-- Start Extracted material --

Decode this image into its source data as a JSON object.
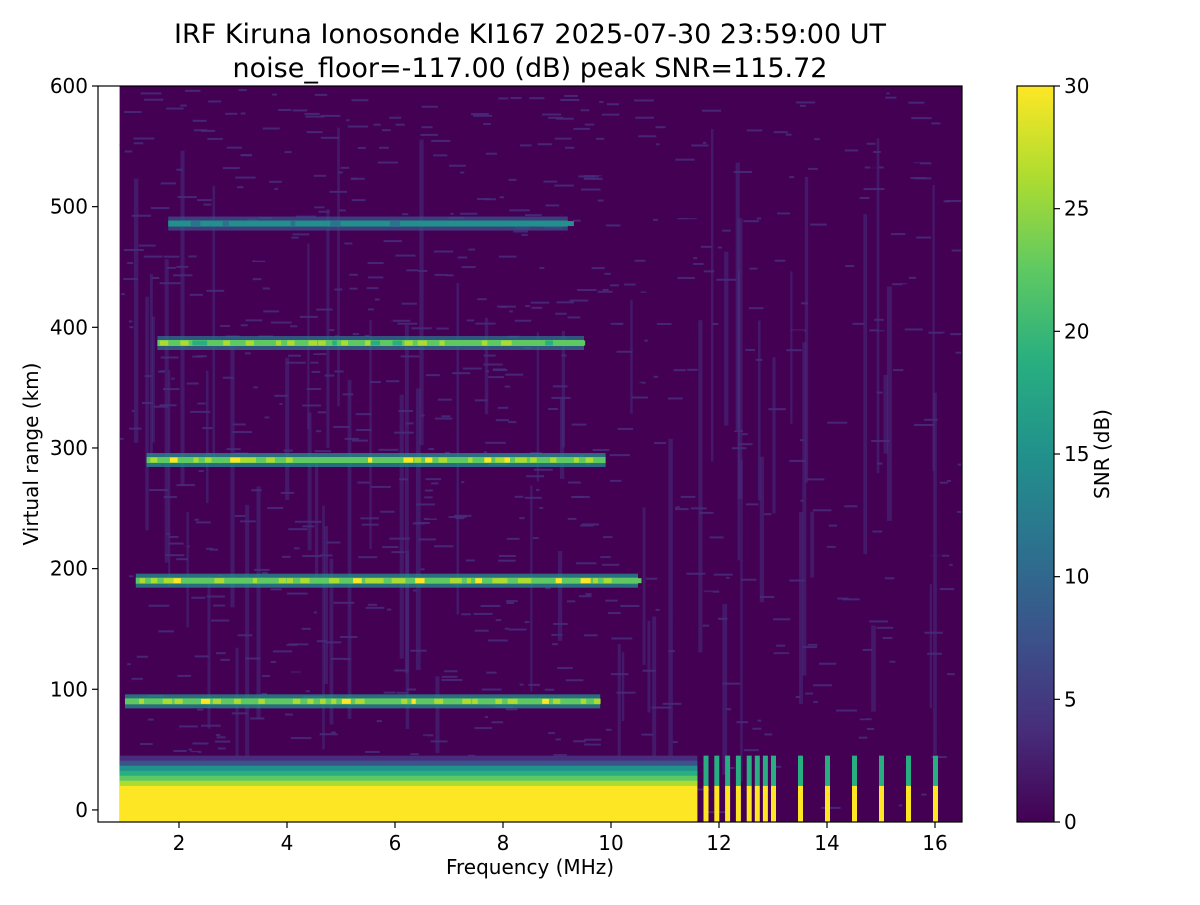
{
  "chart_data": {
    "type": "heatmap",
    "title": "IRF Kiruna Ionosonde KI167 2025-07-30 23:59:00  UT",
    "subtitle": "noise_floor=-117.00 (dB) peak SNR=115.72",
    "xlabel": "Frequency (MHz)",
    "ylabel": "Virtual range (km)",
    "xlim": [
      0.5,
      16.5
    ],
    "ylim": [
      -10,
      600
    ],
    "x_ticks": [
      2,
      4,
      6,
      8,
      10,
      12,
      14,
      16
    ],
    "y_ticks": [
      0,
      100,
      200,
      300,
      400,
      500,
      600
    ],
    "colorbar": {
      "label": "SNR (dB)",
      "range": [
        0,
        30
      ],
      "ticks": [
        0,
        5,
        10,
        15,
        20,
        25,
        30
      ],
      "colormap": "viridis"
    },
    "data_extent_mhz": [
      0.9,
      16.5
    ],
    "ground_clutter": {
      "freq_range_mhz": [
        0.9,
        11.6
      ],
      "saturated_top_km": 20,
      "fade_top_km": 45,
      "snr": 30
    },
    "echo_traces": [
      {
        "range_km": 90,
        "freq_start_mhz": 1.0,
        "freq_end_mhz": 9.8,
        "peak_snr": 30
      },
      {
        "range_km": 190,
        "freq_start_mhz": 1.2,
        "freq_end_mhz": 10.5,
        "peak_snr": 30
      },
      {
        "range_km": 290,
        "freq_start_mhz": 1.4,
        "freq_end_mhz": 9.9,
        "peak_snr": 30
      },
      {
        "range_km": 387,
        "freq_start_mhz": 1.6,
        "freq_end_mhz": 9.5,
        "peak_snr": 28
      },
      {
        "range_km": 486,
        "freq_start_mhz": 1.8,
        "freq_end_mhz": 9.2,
        "peak_snr": 17
      }
    ],
    "discrete_channels_mhz": [
      11.75,
      11.95,
      12.15,
      12.35,
      12.55,
      12.7,
      12.85,
      13.0,
      13.5,
      14.0,
      14.5,
      15.0,
      15.5,
      16.0
    ]
  }
}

-- End Extracted material --

• [Goal] Reproduce the data verbatim. Do not carry any picture into the copy.

• [Response]
Decode this image into its source data as a JSON object.
{
  "chart_data": {
    "type": "heatmap",
    "title": "IRF Kiruna Ionosonde KI167 2025-07-30 23:59:00  UT",
    "subtitle": "noise_floor=-117.00 (dB) peak SNR=115.72",
    "xlabel": "Frequency (MHz)",
    "ylabel": "Virtual range (km)",
    "xlim": [
      0.5,
      16.5
    ],
    "ylim": [
      -10,
      600
    ],
    "x_ticks": [
      2,
      4,
      6,
      8,
      10,
      12,
      14,
      16
    ],
    "y_ticks": [
      0,
      100,
      200,
      300,
      400,
      500,
      600
    ],
    "colorbar": {
      "label": "SNR (dB)",
      "range": [
        0,
        30
      ],
      "ticks": [
        0,
        5,
        10,
        15,
        20,
        25,
        30
      ],
      "colormap": "viridis"
    },
    "data_extent_mhz": [
      0.9,
      16.5
    ],
    "ground_clutter": {
      "freq_range_mhz": [
        0.9,
        11.6
      ],
      "saturated_top_km": 20,
      "fade_top_km": 45,
      "snr": 30
    },
    "echo_traces": [
      {
        "range_km": 90,
        "freq_start_mhz": 1.0,
        "freq_end_mhz": 9.8,
        "peak_snr": 30
      },
      {
        "range_km": 190,
        "freq_start_mhz": 1.2,
        "freq_end_mhz": 10.5,
        "peak_snr": 30
      },
      {
        "range_km": 290,
        "freq_start_mhz": 1.4,
        "freq_end_mhz": 9.9,
        "peak_snr": 30
      },
      {
        "range_km": 387,
        "freq_start_mhz": 1.6,
        "freq_end_mhz": 9.5,
        "peak_snr": 28
      },
      {
        "range_km": 486,
        "freq_start_mhz": 1.8,
        "freq_end_mhz": 9.2,
        "peak_snr": 17
      }
    ],
    "discrete_channels_mhz": [
      11.75,
      11.95,
      12.15,
      12.35,
      12.55,
      12.7,
      12.85,
      13.0,
      13.5,
      14.0,
      14.5,
      15.0,
      15.5,
      16.0
    ]
  }
}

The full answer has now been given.